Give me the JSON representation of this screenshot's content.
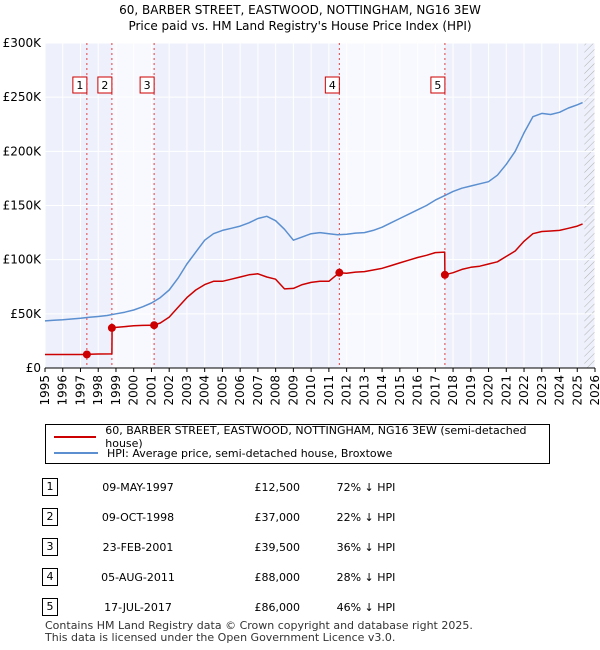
{
  "chart_data": {
    "type": "line",
    "title": "60, BARBER STREET, EASTWOOD, NOTTINGHAM, NG16 3EW",
    "subtitle": "Price paid vs. HM Land Registry's House Price Index (HPI)",
    "xlim": [
      1995,
      2026
    ],
    "ylim": [
      0,
      300000
    ],
    "x_ticks": [
      "1995",
      "1996",
      "1997",
      "1998",
      "1999",
      "2000",
      "2001",
      "2002",
      "2003",
      "2004",
      "2005",
      "2006",
      "2007",
      "2008",
      "2009",
      "2010",
      "2011",
      "2012",
      "2013",
      "2014",
      "2015",
      "2016",
      "2017",
      "2018",
      "2019",
      "2020",
      "2021",
      "2022",
      "2023",
      "2024",
      "2025",
      "2026"
    ],
    "y_ticks": [
      {
        "value": 0,
        "label": "£0"
      },
      {
        "value": 50000,
        "label": "£50K"
      },
      {
        "value": 100000,
        "label": "£100K"
      },
      {
        "value": 150000,
        "label": "£150K"
      },
      {
        "value": 200000,
        "label": "£200K"
      },
      {
        "value": 250000,
        "label": "£250K"
      },
      {
        "value": 300000,
        "label": "£300K"
      }
    ],
    "grid": true,
    "future_hatch_from": 2025.4,
    "series": [
      {
        "name": "60, BARBER STREET, EASTWOOD, NOTTINGHAM, NG16 3EW (semi-detached house)",
        "color": "#cc0000",
        "x": [
          1995.0,
          1997.36,
          1997.5,
          1998.0,
          1998.77,
          1998.78,
          1999.0,
          1999.5,
          2000.0,
          2000.5,
          2001.0,
          2001.15,
          2001.5,
          2002.0,
          2002.5,
          2003.0,
          2003.5,
          2004.0,
          2004.5,
          2005.0,
          2005.5,
          2006.0,
          2006.5,
          2007.0,
          2007.5,
          2008.0,
          2008.5,
          2009.0,
          2009.5,
          2010.0,
          2010.5,
          2011.0,
          2011.59,
          2012.0,
          2012.5,
          2013.0,
          2013.5,
          2014.0,
          2014.5,
          2015.0,
          2015.5,
          2016.0,
          2016.5,
          2017.0,
          2017.53,
          2017.54,
          2018.0,
          2018.5,
          2019.0,
          2019.5,
          2020.0,
          2020.5,
          2021.0,
          2021.5,
          2022.0,
          2022.5,
          2023.0,
          2023.5,
          2024.0,
          2024.5,
          2025.0,
          2025.3
        ],
        "values": [
          12500,
          12500,
          12700,
          12900,
          13000,
          37000,
          37500,
          38200,
          39000,
          39300,
          39500,
          39500,
          41500,
          47000,
          56000,
          65000,
          72000,
          77000,
          80000,
          80000,
          82000,
          84000,
          86000,
          87000,
          84000,
          82000,
          73000,
          73500,
          77000,
          79000,
          80000,
          80000,
          88000,
          87500,
          88500,
          89000,
          90500,
          92000,
          94500,
          97000,
          99500,
          102000,
          104000,
          106500,
          107000,
          86000,
          88000,
          91000,
          93000,
          94000,
          96000,
          98000,
          103000,
          108000,
          117000,
          124000,
          126000,
          126500,
          127000,
          129000,
          131000,
          133000
        ]
      },
      {
        "name": "HPI: Average price, semi-detached house, Broxtowe",
        "color": "#5b8fd0",
        "x": [
          1995.0,
          1995.5,
          1996.0,
          1996.5,
          1997.0,
          1997.5,
          1998.0,
          1998.5,
          1999.0,
          1999.5,
          2000.0,
          2000.5,
          2001.0,
          2001.5,
          2002.0,
          2002.5,
          2003.0,
          2003.5,
          2004.0,
          2004.5,
          2005.0,
          2005.5,
          2006.0,
          2006.5,
          2007.0,
          2007.5,
          2008.0,
          2008.5,
          2009.0,
          2009.5,
          2010.0,
          2010.5,
          2011.0,
          2011.5,
          2012.0,
          2012.5,
          2013.0,
          2013.5,
          2014.0,
          2014.5,
          2015.0,
          2015.5,
          2016.0,
          2016.5,
          2017.0,
          2017.5,
          2018.0,
          2018.5,
          2019.0,
          2019.5,
          2020.0,
          2020.5,
          2021.0,
          2021.5,
          2022.0,
          2022.5,
          2023.0,
          2023.5,
          2024.0,
          2024.5,
          2025.0,
          2025.3
        ],
        "values": [
          43500,
          44000,
          44500,
          45200,
          46000,
          46800,
          47500,
          48500,
          50000,
          51500,
          53500,
          56500,
          60000,
          65000,
          72000,
          83000,
          96000,
          107000,
          118000,
          124000,
          127000,
          129000,
          131000,
          134000,
          138000,
          140000,
          136000,
          128000,
          118000,
          121000,
          124000,
          125000,
          124000,
          123000,
          123500,
          124500,
          125000,
          127000,
          130000,
          134000,
          138000,
          142000,
          146000,
          150000,
          155000,
          159000,
          163000,
          166000,
          168000,
          170000,
          172000,
          178000,
          188000,
          200000,
          217000,
          232000,
          235000,
          234000,
          236000,
          240000,
          243000,
          245000
        ]
      }
    ],
    "markers": [
      {
        "label": "1",
        "x": 1997.36,
        "value": 12500
      },
      {
        "label": "2",
        "x": 1998.77,
        "value": 37000
      },
      {
        "label": "3",
        "x": 2001.15,
        "value": 39500
      },
      {
        "label": "4",
        "x": 2011.59,
        "value": 88000
      },
      {
        "label": "5",
        "x": 2017.54,
        "value": 86000
      }
    ]
  },
  "legend": {
    "property_label": "60, BARBER STREET, EASTWOOD, NOTTINGHAM, NG16 3EW (semi-detached house)",
    "hpi_label": "HPI: Average price, semi-detached house, Broxtowe",
    "property_color": "#cc0000",
    "hpi_color": "#5b8fd0"
  },
  "sales": [
    {
      "num": "1",
      "date": "09-MAY-1997",
      "price": "£12,500",
      "hpi": "72% ↓ HPI"
    },
    {
      "num": "2",
      "date": "09-OCT-1998",
      "price": "£37,000",
      "hpi": "22% ↓ HPI"
    },
    {
      "num": "3",
      "date": "23-FEB-2001",
      "price": "£39,500",
      "hpi": "36% ↓ HPI"
    },
    {
      "num": "4",
      "date": "05-AUG-2011",
      "price": "£88,000",
      "hpi": "28% ↓ HPI"
    },
    {
      "num": "5",
      "date": "17-JUL-2017",
      "price": "£86,000",
      "hpi": "46% ↓ HPI"
    }
  ],
  "footer": {
    "line1": "Contains HM Land Registry data © Crown copyright and database right 2025.",
    "line2": "This data is licensed under the Open Government Licence v3.0."
  }
}
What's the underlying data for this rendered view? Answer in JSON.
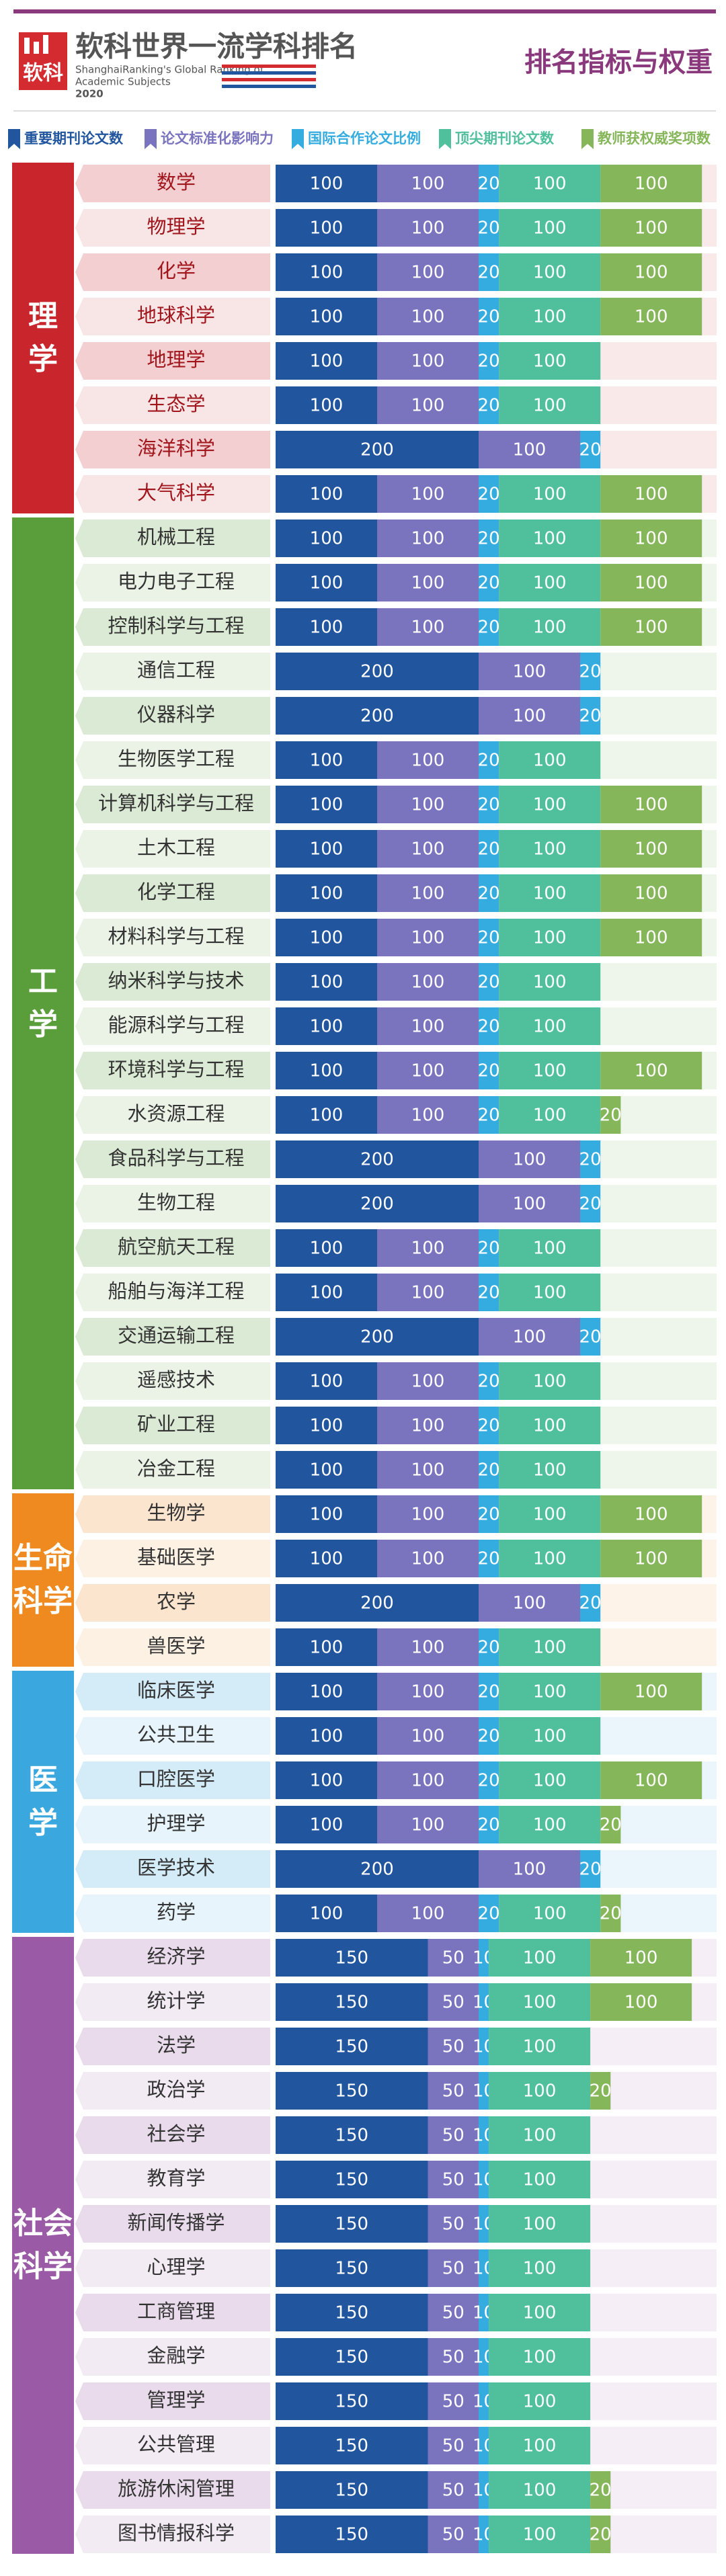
{
  "header": {
    "logo": "软科",
    "title": "软科世界一流学科排名",
    "subtitle_lines": [
      "ShanghaiRanking's Global Ranking of",
      "Academic Subjects"
    ],
    "year": "2020",
    "right_title": "排名指标与权重"
  },
  "legend": [
    {
      "label": "重要期刊论文数",
      "color": "#21569e"
    },
    {
      "label": "论文标准化影响力",
      "color": "#7a74bf"
    },
    {
      "label": "国际合作论文比例",
      "color": "#35ace0"
    },
    {
      "label": "顶尖期刊论文数",
      "color": "#4fbf9c"
    },
    {
      "label": "教师获权威奖项数",
      "color": "#86b65a"
    }
  ],
  "groups": [
    {
      "name": "理学",
      "color": "#c8262c",
      "rows": [
        {
          "label": "数学",
          "values": [
            100,
            100,
            20,
            100,
            100
          ]
        },
        {
          "label": "物理学",
          "values": [
            100,
            100,
            20,
            100,
            100
          ]
        },
        {
          "label": "化学",
          "values": [
            100,
            100,
            20,
            100,
            100
          ]
        },
        {
          "label": "地球科学",
          "values": [
            100,
            100,
            20,
            100,
            100
          ]
        },
        {
          "label": "地理学",
          "values": [
            100,
            100,
            20,
            100,
            null
          ]
        },
        {
          "label": "生态学",
          "values": [
            100,
            100,
            20,
            100,
            null
          ]
        },
        {
          "label": "海洋科学",
          "values": [
            200,
            100,
            20,
            null,
            null
          ]
        },
        {
          "label": "大气科学",
          "values": [
            100,
            100,
            20,
            100,
            100
          ]
        }
      ]
    },
    {
      "name": "工学",
      "color": "#5a9e3c",
      "rows": [
        {
          "label": "机械工程",
          "values": [
            100,
            100,
            20,
            100,
            100
          ]
        },
        {
          "label": "电力电子工程",
          "values": [
            100,
            100,
            20,
            100,
            100
          ]
        },
        {
          "label": "控制科学与工程",
          "values": [
            100,
            100,
            20,
            100,
            100
          ]
        },
        {
          "label": "通信工程",
          "values": [
            200,
            100,
            20,
            null,
            null
          ]
        },
        {
          "label": "仪器科学",
          "values": [
            200,
            100,
            20,
            null,
            null
          ]
        },
        {
          "label": "生物医学工程",
          "values": [
            100,
            100,
            20,
            100,
            null
          ]
        },
        {
          "label": "计算机科学与工程",
          "values": [
            100,
            100,
            20,
            100,
            100
          ]
        },
        {
          "label": "土木工程",
          "values": [
            100,
            100,
            20,
            100,
            100
          ]
        },
        {
          "label": "化学工程",
          "values": [
            100,
            100,
            20,
            100,
            100
          ]
        },
        {
          "label": "材料科学与工程",
          "values": [
            100,
            100,
            20,
            100,
            100
          ]
        },
        {
          "label": "纳米科学与技术",
          "values": [
            100,
            100,
            20,
            100,
            null
          ]
        },
        {
          "label": "能源科学与工程",
          "values": [
            100,
            100,
            20,
            100,
            null
          ]
        },
        {
          "label": "环境科学与工程",
          "values": [
            100,
            100,
            20,
            100,
            100
          ]
        },
        {
          "label": "水资源工程",
          "values": [
            100,
            100,
            20,
            100,
            20
          ]
        },
        {
          "label": "食品科学与工程",
          "values": [
            200,
            100,
            20,
            null,
            null
          ]
        },
        {
          "label": "生物工程",
          "values": [
            200,
            100,
            20,
            null,
            null
          ]
        },
        {
          "label": "航空航天工程",
          "values": [
            100,
            100,
            20,
            100,
            null
          ]
        },
        {
          "label": "船舶与海洋工程",
          "values": [
            100,
            100,
            20,
            100,
            null
          ]
        },
        {
          "label": "交通运输工程",
          "values": [
            200,
            100,
            20,
            null,
            null
          ]
        },
        {
          "label": "遥感技术",
          "values": [
            100,
            100,
            20,
            100,
            null
          ]
        },
        {
          "label": "矿业工程",
          "values": [
            100,
            100,
            20,
            100,
            null
          ]
        },
        {
          "label": "冶金工程",
          "values": [
            100,
            100,
            20,
            100,
            null
          ]
        }
      ]
    },
    {
      "name": "生命科学",
      "color": "#ef8a20",
      "rows": [
        {
          "label": "生物学",
          "values": [
            100,
            100,
            20,
            100,
            100
          ]
        },
        {
          "label": "基础医学",
          "values": [
            100,
            100,
            20,
            100,
            100
          ]
        },
        {
          "label": "农学",
          "values": [
            200,
            100,
            20,
            null,
            null
          ]
        },
        {
          "label": "兽医学",
          "values": [
            100,
            100,
            20,
            100,
            null
          ]
        }
      ]
    },
    {
      "name": "医学",
      "color": "#3aa8de",
      "rows": [
        {
          "label": "临床医学",
          "values": [
            100,
            100,
            20,
            100,
            100
          ]
        },
        {
          "label": "公共卫生",
          "values": [
            100,
            100,
            20,
            100,
            null
          ]
        },
        {
          "label": "口腔医学",
          "values": [
            100,
            100,
            20,
            100,
            100
          ]
        },
        {
          "label": "护理学",
          "values": [
            100,
            100,
            20,
            100,
            20
          ]
        },
        {
          "label": "医学技术",
          "values": [
            200,
            100,
            20,
            null,
            null
          ]
        },
        {
          "label": "药学",
          "values": [
            100,
            100,
            20,
            100,
            20
          ]
        }
      ]
    },
    {
      "name": "社会科学",
      "color": "#9b5aa6",
      "rows": [
        {
          "label": "经济学",
          "values": [
            150,
            50,
            10,
            100,
            100
          ]
        },
        {
          "label": "统计学",
          "values": [
            150,
            50,
            10,
            100,
            100
          ]
        },
        {
          "label": "法学",
          "values": [
            150,
            50,
            10,
            100,
            null
          ]
        },
        {
          "label": "政治学",
          "values": [
            150,
            50,
            10,
            100,
            20
          ]
        },
        {
          "label": "社会学",
          "values": [
            150,
            50,
            10,
            100,
            null
          ]
        },
        {
          "label": "教育学",
          "values": [
            150,
            50,
            10,
            100,
            null
          ]
        },
        {
          "label": "新闻传播学",
          "values": [
            150,
            50,
            10,
            100,
            null
          ]
        },
        {
          "label": "心理学",
          "values": [
            150,
            50,
            10,
            100,
            null
          ]
        },
        {
          "label": "工商管理",
          "values": [
            150,
            50,
            10,
            100,
            null
          ]
        },
        {
          "label": "金融学",
          "values": [
            150,
            50,
            10,
            100,
            null
          ]
        },
        {
          "label": "管理学",
          "values": [
            150,
            50,
            10,
            100,
            null
          ]
        },
        {
          "label": "公共管理",
          "values": [
            150,
            50,
            10,
            100,
            null
          ]
        },
        {
          "label": "旅游休闲管理",
          "values": [
            150,
            50,
            10,
            100,
            20
          ]
        },
        {
          "label": "图书情报科学",
          "values": [
            150,
            50,
            10,
            100,
            20
          ]
        }
      ]
    }
  ]
}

PROBLEM DETAILS. Check each line of the data above for the string "STREET", then report how many lines have it, with no other words.

TASK SOLUTION. 3